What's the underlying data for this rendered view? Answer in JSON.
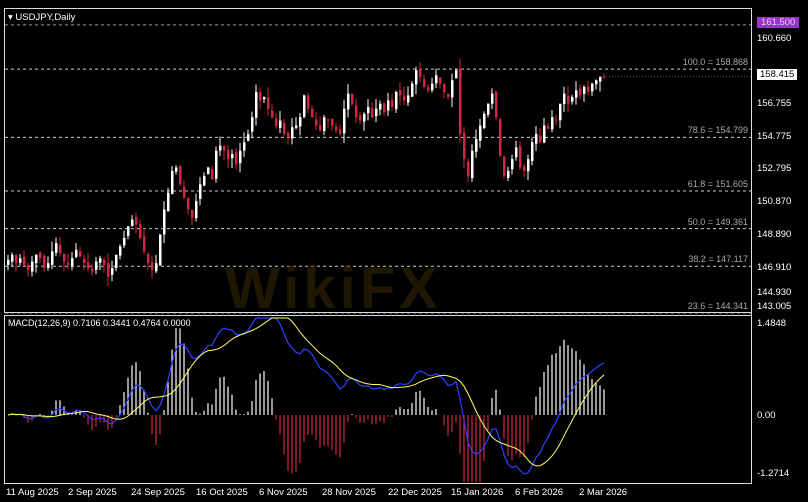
{
  "window": {
    "title": "USDJPY,Daily"
  },
  "watermark": "WikiFX",
  "colors": {
    "bull": "#ffffff",
    "bear": "#d0283c",
    "macd_signal": "#ffff66",
    "macd_line": "#3040ff",
    "highlight_level": "#9932cc",
    "current_price_bg": "#ffffff"
  },
  "price_axis": {
    "ticks": [
      "160.660",
      "156.755",
      "154.775",
      "152.795",
      "150.870",
      "148.890",
      "146.910",
      "144.930",
      "143.005"
    ],
    "highlight_level": "161.500",
    "current_price": "158.415"
  },
  "fib_levels": [
    {
      "label": "100.0 = 158.868",
      "value": 158.868
    },
    {
      "label": "78.6 = 154.799",
      "value": 154.799
    },
    {
      "label": "61.8 = 151.605",
      "value": 151.605
    },
    {
      "label": "50.0 = 149.361",
      "value": 149.361
    },
    {
      "label": "38.2 = 147.117",
      "value": 147.117
    },
    {
      "label": "23.6 = 144.341",
      "value": 144.341
    }
  ],
  "macd": {
    "label": "MACD(12,26,9) 0.7106 0.3441 0.4764 0.0000",
    "ticks": [
      "1.4848",
      "0.00",
      "-1.2714"
    ]
  },
  "date_axis": [
    "11 Aug 2025",
    "2 Sep 2025",
    "24 Sep 2025",
    "16 Oct 2025",
    "6 Nov 2025",
    "28 Nov 2025",
    "22 Dec 2025",
    "15 Jan 2026",
    "6 Feb 2026",
    "2 Mar 2026"
  ],
  "chart_data": {
    "type": "candlestick",
    "symbol": "USDJPY",
    "timeframe": "Daily",
    "ylim": [
      143.005,
      161.5
    ],
    "closes": [
      147.5,
      147.8,
      147.3,
      147.6,
      147.2,
      146.9,
      147.4,
      147.8,
      147.6,
      147.0,
      147.3,
      148.0,
      148.5,
      147.9,
      147.4,
      147.2,
      147.6,
      148.1,
      147.7,
      147.3,
      147.0,
      146.8,
      147.4,
      147.6,
      147.2,
      146.5,
      147.0,
      147.8,
      148.3,
      148.8,
      149.5,
      149.9,
      149.6,
      148.8,
      148.0,
      147.3,
      146.9,
      147.3,
      149.0,
      150.5,
      151.5,
      152.8,
      153.0,
      152.0,
      151.2,
      150.5,
      150.0,
      151.0,
      152.0,
      152.5,
      153.0,
      152.3,
      154.0,
      154.3,
      154.0,
      153.5,
      153.8,
      153.2,
      154.0,
      154.5,
      155.0,
      156.0,
      157.5,
      157.0,
      157.2,
      156.5,
      156.0,
      155.5,
      155.8,
      155.0,
      154.8,
      155.4,
      155.5,
      156.0,
      157.3,
      156.5,
      156.0,
      155.5,
      155.2,
      156.0,
      155.8,
      155.5,
      155.2,
      155.0,
      156.5,
      157.4,
      156.8,
      156.0,
      155.8,
      156.2,
      156.6,
      156.0,
      156.5,
      156.8,
      156.3,
      157.0,
      156.6,
      157.5,
      157.3,
      157.0,
      157.3,
      158.0,
      158.8,
      158.4,
      157.8,
      157.6,
      158.0,
      158.5,
      158.0,
      157.5,
      157.2,
      158.2,
      158.8,
      155.0,
      153.5,
      152.5,
      154.0,
      154.7,
      155.5,
      156.2,
      156.8,
      157.4,
      156.0,
      153.7,
      152.5,
      152.8,
      153.5,
      154.2,
      153.0,
      152.8,
      153.5,
      154.5,
      155.0,
      154.5,
      155.5,
      155.3,
      156.0,
      155.8,
      156.8,
      157.4,
      156.8,
      157.2,
      157.6,
      157.3,
      157.8,
      157.5,
      158.0,
      158.2,
      158.4,
      158.415
    ]
  }
}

────

Work to be completed :: Give the count of lines holding the word "label" and nothing more.

Full solution :: 7